# Aim of the task
Quote the entries from the line with "- room-dims: 12′5x10′3: [952, 276, 1063, 298]" up to and including the line with "- floor-plan-page: BEDROOM", reproducing each line verbatim.

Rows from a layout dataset
[Begin]

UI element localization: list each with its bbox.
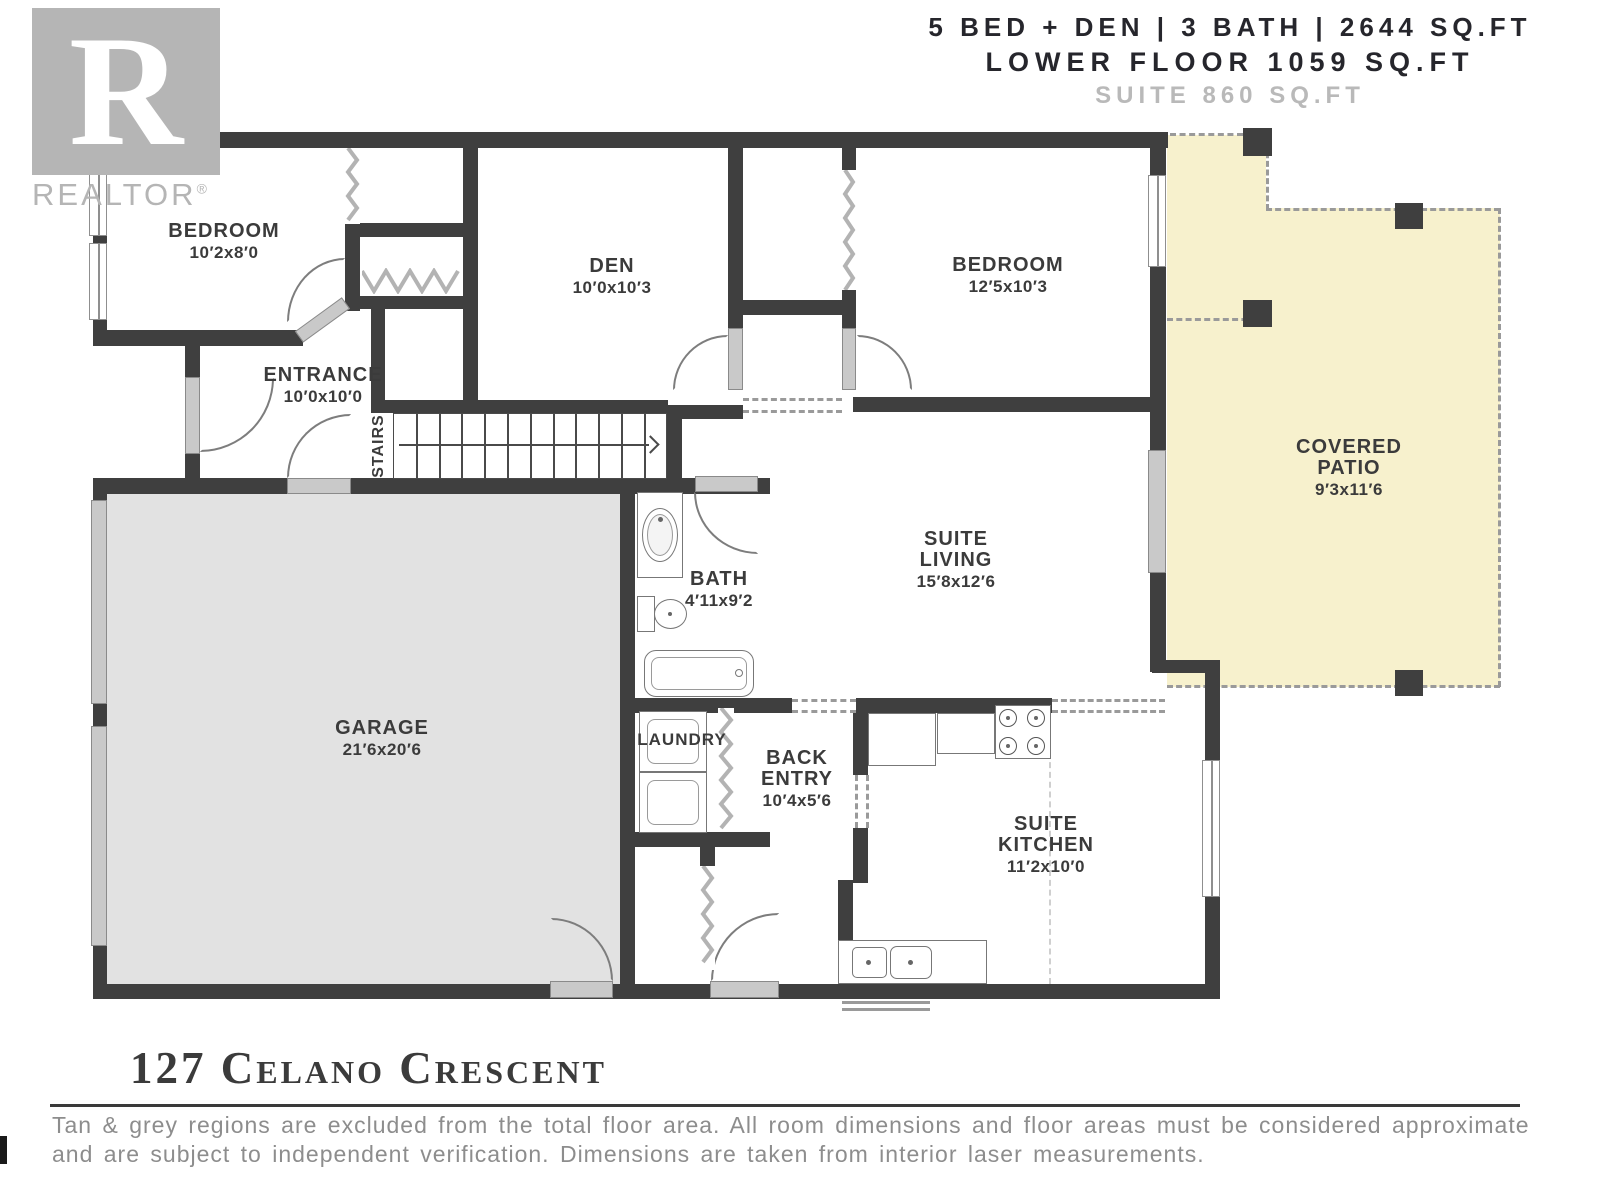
- room-dims: 12′5x10′3: [952, 276, 1063, 298]
- wall: [667, 413, 682, 496]
- wall-panel-symbol: [1148, 450, 1166, 573]
- room-name: SUITE: [998, 814, 1094, 835]
- stove-burner-dot: [1034, 716, 1038, 720]
- opening-dashed: [866, 775, 869, 828]
- wall: [93, 330, 303, 346]
- room-label-suite-kitchen: SUITE KITCHEN 11′2x10′0: [998, 814, 1094, 878]
- room-dims: 10′0x10′0: [263, 386, 382, 408]
- stove-burner-dot: [1006, 716, 1010, 720]
- opening-dashed: [1052, 710, 1165, 713]
- disclaimer-line2: and are subject to independent verificat…: [52, 1141, 1205, 1168]
- window-symbol: [1202, 760, 1220, 897]
- door-arc: [673, 335, 728, 390]
- window-symbol: [1148, 175, 1166, 267]
- floor-plan-page: BEDROOM 10′2x8′0 DEN 10′0x10′3 BEDROOM 1…: [0, 0, 1600, 1200]
- patio-edge-dashed: [1498, 208, 1501, 687]
- wall: [1205, 895, 1220, 999]
- door-symbol: [550, 981, 613, 998]
- door-symbol: [710, 981, 779, 998]
- stair-tread-line: [416, 413, 418, 479]
- opening-dashed: [855, 775, 858, 828]
- closet-door-zigzag: [842, 170, 856, 290]
- door-symbol: [185, 377, 200, 454]
- stair-tread-line: [575, 413, 577, 479]
- dryer-door: [647, 780, 699, 825]
- room-label-entrance: ENTRANCE 10′0x10′0: [263, 365, 382, 408]
- registered-mark: ®: [197, 181, 210, 197]
- room-name: LAUNDRY: [637, 730, 726, 750]
- plan-header: 5 BED + DEN | 3 BATH | 2644 SQ.FT LOWER …: [900, 10, 1560, 112]
- room-label-garage: GARAGE 21′6x20′6: [335, 718, 429, 761]
- wall-panel-symbol: [91, 500, 107, 704]
- opening-dashed: [743, 398, 842, 401]
- wall: [1150, 148, 1166, 177]
- sink-drain-dot: [866, 960, 871, 965]
- stair-tread-line: [507, 413, 509, 479]
- kitchen-counter: [868, 713, 936, 766]
- wall: [345, 223, 360, 311]
- door-symbol: [287, 478, 351, 494]
- bathtub-inner: [651, 657, 747, 690]
- wall: [1150, 265, 1166, 452]
- room-label-den: DEN 10′0x10′3: [573, 256, 652, 299]
- room-name: KITCHEN: [998, 835, 1094, 856]
- patio-floor: [1167, 135, 1266, 687]
- opening-dashed: [743, 410, 842, 413]
- wall: [853, 828, 868, 883]
- room-dims: 10′0x10′3: [573, 277, 652, 299]
- door-arc: [287, 258, 345, 322]
- stair-tread-line: [553, 413, 555, 479]
- stair-tread-line: [530, 413, 532, 479]
- room-name: PATIO: [1296, 458, 1402, 479]
- room-dims: 11′2x10′0: [998, 856, 1094, 878]
- wall: [1150, 571, 1166, 672]
- wall: [93, 984, 1220, 999]
- window-bay-lines: [842, 1008, 930, 1011]
- realtor-brand-text: REALTOR®: [32, 177, 220, 213]
- wall: [838, 880, 853, 942]
- closet-door-zigzag: [345, 148, 360, 224]
- door-symbol: [695, 476, 758, 492]
- room-dims: 4′11x9′2: [685, 590, 753, 612]
- door-arc: [857, 335, 912, 390]
- closet-door-zigzag: [362, 268, 460, 294]
- room-label-covered-patio: COVERED PATIO 9′3x11′6: [1296, 437, 1402, 501]
- patio-edge-dashed: [1170, 133, 1243, 136]
- stair-tread-line: [461, 413, 463, 479]
- room-dims: 21′6x20′6: [335, 739, 429, 761]
- room-dims: 9′3x11′6: [1296, 479, 1402, 501]
- brand-word: REALTOR: [32, 177, 197, 212]
- room-name: COVERED: [1296, 437, 1402, 458]
- closet-door-zigzag: [700, 866, 715, 970]
- room-name: DEN: [573, 256, 652, 277]
- door-arc: [694, 492, 758, 554]
- header-suite-area: SUITE 860 SQ.FT: [900, 80, 1560, 112]
- disclaimer-line1: Tan & grey regions are excluded from the…: [52, 1112, 1530, 1139]
- wall: [842, 145, 856, 172]
- header-beds-baths-area: 5 BED + DEN | 3 BATH | 2644 SQ.FT: [900, 10, 1560, 45]
- sink-faucet-dot: [658, 517, 663, 522]
- room-dims: 10′4x5′6: [761, 790, 833, 812]
- opening-dashed: [792, 710, 856, 713]
- room-label-bedroom2: BEDROOM 12′5x10′3: [952, 255, 1063, 298]
- wall: [700, 847, 715, 868]
- patio-post: [1243, 128, 1272, 156]
- door-arc: [287, 414, 351, 478]
- room-label-bedroom1: BEDROOM 10′2x8′0: [168, 221, 279, 264]
- room-name: BATH: [685, 569, 753, 590]
- room-label-laundry: LAUNDRY: [637, 730, 726, 750]
- room-name: LIVING: [917, 550, 996, 571]
- patio-post: [1395, 670, 1423, 696]
- room-name: BEDROOM: [952, 255, 1063, 276]
- sink-drain-dot: [908, 960, 913, 965]
- wall: [93, 132, 1168, 148]
- room-label-stairs: STAIRS: [370, 411, 390, 481]
- page-corner-mark: [0, 1136, 7, 1164]
- wall-panel-symbol: [91, 726, 107, 946]
- bathtub-drain: [735, 669, 743, 677]
- opening-dashed: [1052, 699, 1165, 702]
- wall: [728, 145, 743, 328]
- wall: [620, 478, 635, 999]
- patio-post: [1395, 203, 1423, 229]
- room-name: ENTRANCE: [263, 365, 382, 386]
- opening-dashed: [792, 699, 856, 702]
- toilet-tank: [637, 596, 655, 632]
- wall: [635, 832, 770, 847]
- room-label-bath: BATH 4′11x9′2: [685, 569, 753, 612]
- stair-tread-line: [621, 413, 623, 479]
- stove-burner-dot: [1006, 744, 1010, 748]
- wall: [345, 296, 478, 309]
- room-label-suite-living: SUITE LIVING 15′8x12′6: [917, 529, 996, 593]
- room-name: BACK: [761, 748, 833, 769]
- wall: [345, 223, 478, 237]
- wall: [1205, 660, 1220, 762]
- stair-direction-line: [399, 444, 649, 446]
- wall: [853, 713, 868, 775]
- patio-edge-dashed: [1266, 208, 1500, 211]
- wall: [842, 288, 856, 328]
- room-name: BEDROOM: [168, 221, 279, 242]
- door-arc: [711, 913, 779, 981]
- wall: [463, 145, 478, 419]
- footer-divider: [50, 1104, 1520, 1107]
- property-address: 127 Celano Crescent: [130, 1042, 607, 1094]
- stove-burner-dot: [1034, 744, 1038, 748]
- room-label-back-entry: BACK ENTRY 10′4x5′6: [761, 748, 833, 812]
- closet-door-zigzag: [718, 708, 734, 832]
- door-symbol: [842, 328, 856, 390]
- kitchen-cabinet: [937, 713, 995, 754]
- realtor-logo-icon: R: [32, 8, 220, 175]
- room-dims: 15′8x12′6: [917, 571, 996, 593]
- wall: [853, 397, 1166, 412]
- door-symbol: [728, 328, 743, 390]
- stair-tread-line: [484, 413, 486, 479]
- room-name: ENTRY: [761, 769, 833, 790]
- window-symbol: [89, 243, 107, 320]
- room-name: GARAGE: [335, 718, 429, 739]
- toilet-dot: [668, 612, 672, 616]
- stair-tread-line: [598, 413, 600, 479]
- logo-letter: R: [69, 17, 183, 167]
- header-lower-floor-area: LOWER FLOOR 1059 SQ.FT: [900, 45, 1560, 80]
- room-dims: 10′2x8′0: [168, 242, 279, 264]
- room-name: SUITE: [917, 529, 996, 550]
- realtor-logo: R REALTOR®: [32, 8, 220, 213]
- stair-tread-line: [439, 413, 441, 479]
- window-bay-lines: [842, 1001, 930, 1004]
- patio-post: [1243, 300, 1272, 327]
- wall: [743, 300, 843, 315]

[End]

# Response for this exercise
- room-dims: 12′5x10′3: [952, 276, 1063, 298]
- wall: [667, 413, 682, 496]
- wall-panel-symbol: [1148, 450, 1166, 573]
- room-name: SUITE: [998, 814, 1094, 835]
- stove-burner-dot: [1034, 716, 1038, 720]
- opening-dashed: [866, 775, 869, 828]
- wall: [93, 330, 303, 346]
- room-label-suite-kitchen: SUITE KITCHEN 11′2x10′0: [998, 814, 1094, 878]
- room-dims: 10′0x10′0: [263, 386, 382, 408]
- stove-burner-dot: [1006, 716, 1010, 720]
- opening-dashed: [1052, 710, 1165, 713]
- disclaimer-line2: and are subject to independent verificat…: [52, 1141, 1205, 1168]
- window-symbol: [1202, 760, 1220, 897]
- door-arc: [673, 335, 728, 390]
- window-symbol: [1148, 175, 1166, 267]
- floor-plan-page: BEDROOM 10′2x8′0 DEN 10′0x10′3 BEDROOM 1…: [0, 0, 1600, 1200]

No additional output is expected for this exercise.